===== GIVEN ENTRIES

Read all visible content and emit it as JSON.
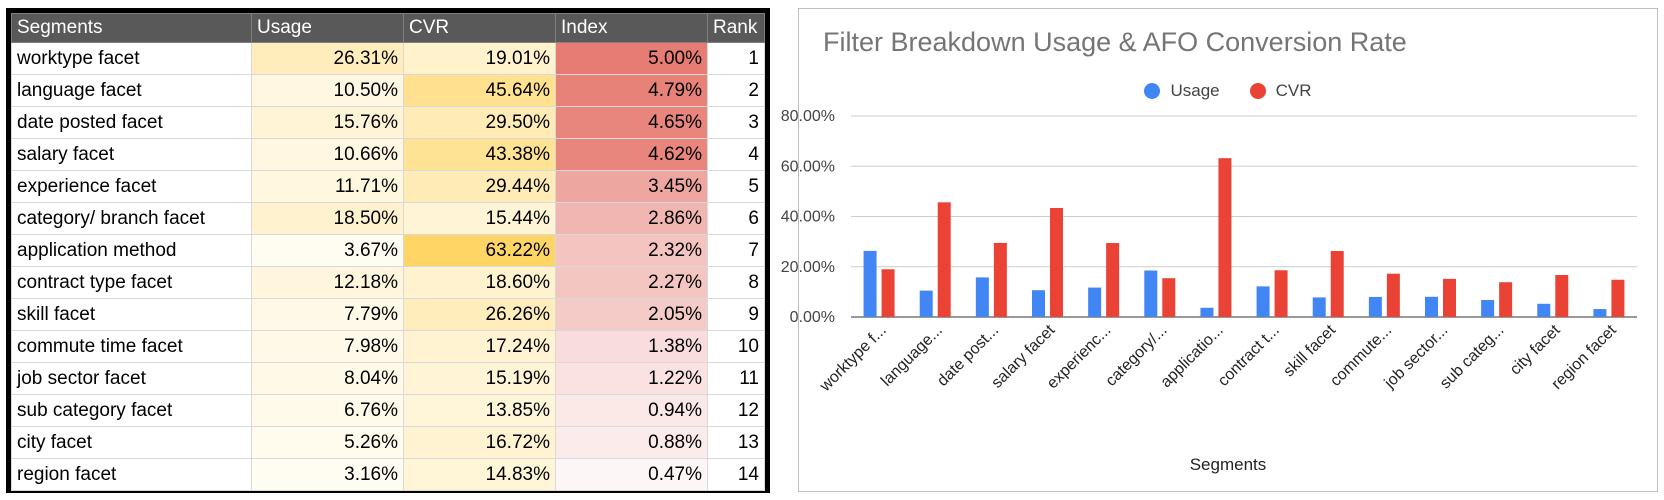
{
  "table": {
    "headers": [
      "Segments",
      "Usage",
      "CVR",
      "Index",
      "Rank"
    ],
    "rows": [
      {
        "segment": "worktype facet",
        "usage": "26.31%",
        "cvr": "19.01%",
        "index": "5.00%",
        "rank": "1"
      },
      {
        "segment": "language facet",
        "usage": "10.50%",
        "cvr": "45.64%",
        "index": "4.79%",
        "rank": "2"
      },
      {
        "segment": "date posted facet",
        "usage": "15.76%",
        "cvr": "29.50%",
        "index": "4.65%",
        "rank": "3"
      },
      {
        "segment": "salary facet",
        "usage": "10.66%",
        "cvr": "43.38%",
        "index": "4.62%",
        "rank": "4"
      },
      {
        "segment": "experience facet",
        "usage": "11.71%",
        "cvr": "29.44%",
        "index": "3.45%",
        "rank": "5"
      },
      {
        "segment": "category/ branch facet",
        "usage": "18.50%",
        "cvr": "15.44%",
        "index": "2.86%",
        "rank": "6"
      },
      {
        "segment": "application method",
        "usage": "3.67%",
        "cvr": "63.22%",
        "index": "2.32%",
        "rank": "7"
      },
      {
        "segment": "contract type facet",
        "usage": "12.18%",
        "cvr": "18.60%",
        "index": "2.27%",
        "rank": "8"
      },
      {
        "segment": "skill facet",
        "usage": "7.79%",
        "cvr": "26.26%",
        "index": "2.05%",
        "rank": "9"
      },
      {
        "segment": "commute time facet",
        "usage": "7.98%",
        "cvr": "17.24%",
        "index": "1.38%",
        "rank": "10"
      },
      {
        "segment": "job sector facet",
        "usage": "8.04%",
        "cvr": "15.19%",
        "index": "1.22%",
        "rank": "11"
      },
      {
        "segment": "sub category facet",
        "usage": "6.76%",
        "cvr": "13.85%",
        "index": "0.94%",
        "rank": "12"
      },
      {
        "segment": "city facet",
        "usage": "5.26%",
        "cvr": "16.72%",
        "index": "0.88%",
        "rank": "13"
      },
      {
        "segment": "region facet",
        "usage": "3.16%",
        "cvr": "14.83%",
        "index": "0.47%",
        "rank": "14"
      }
    ],
    "colors": {
      "header_bg": "#595959",
      "usage_cvr_low": "#fffcf2",
      "usage_cvr_high": "#ffd666",
      "index_low": "#fdf6f6",
      "index_high": "#e67c73"
    }
  },
  "chart_data": {
    "type": "bar",
    "title": "Filter Breakdown Usage & AFO Conversion Rate",
    "xlabel": "Segments",
    "ylabel": "",
    "ylim": [
      0,
      80
    ],
    "y_ticks": [
      "0.00%",
      "20.00%",
      "40.00%",
      "60.00%",
      "80.00%"
    ],
    "y_tick_values": [
      0,
      20,
      40,
      60,
      80
    ],
    "categories": [
      "worktype f...",
      "language...",
      "date post...",
      "salary facet",
      "experienc...",
      "category/...",
      "applicatio...",
      "contract t...",
      "skill facet",
      "commute...",
      "job sector...",
      "sub categ...",
      "city facet",
      "region facet"
    ],
    "series": [
      {
        "name": "Usage",
        "color": "#4285f4",
        "values": [
          26.31,
          10.5,
          15.76,
          10.66,
          11.71,
          18.5,
          3.67,
          12.18,
          7.79,
          7.98,
          8.04,
          6.76,
          5.26,
          3.16
        ]
      },
      {
        "name": "CVR",
        "color": "#ea4335",
        "values": [
          19.01,
          45.64,
          29.5,
          43.38,
          29.44,
          15.44,
          63.22,
          18.6,
          26.26,
          17.24,
          15.19,
          13.85,
          16.72,
          14.83
        ]
      }
    ],
    "legend": "top-center",
    "grid": true
  }
}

==========

## REQUEST
Show the lines of the data that hold the word "category".

## RESULT FOR THIS EXERCISE
        "segment": "category/ branch facet",
        "segment": "sub category facet",
      "category/...",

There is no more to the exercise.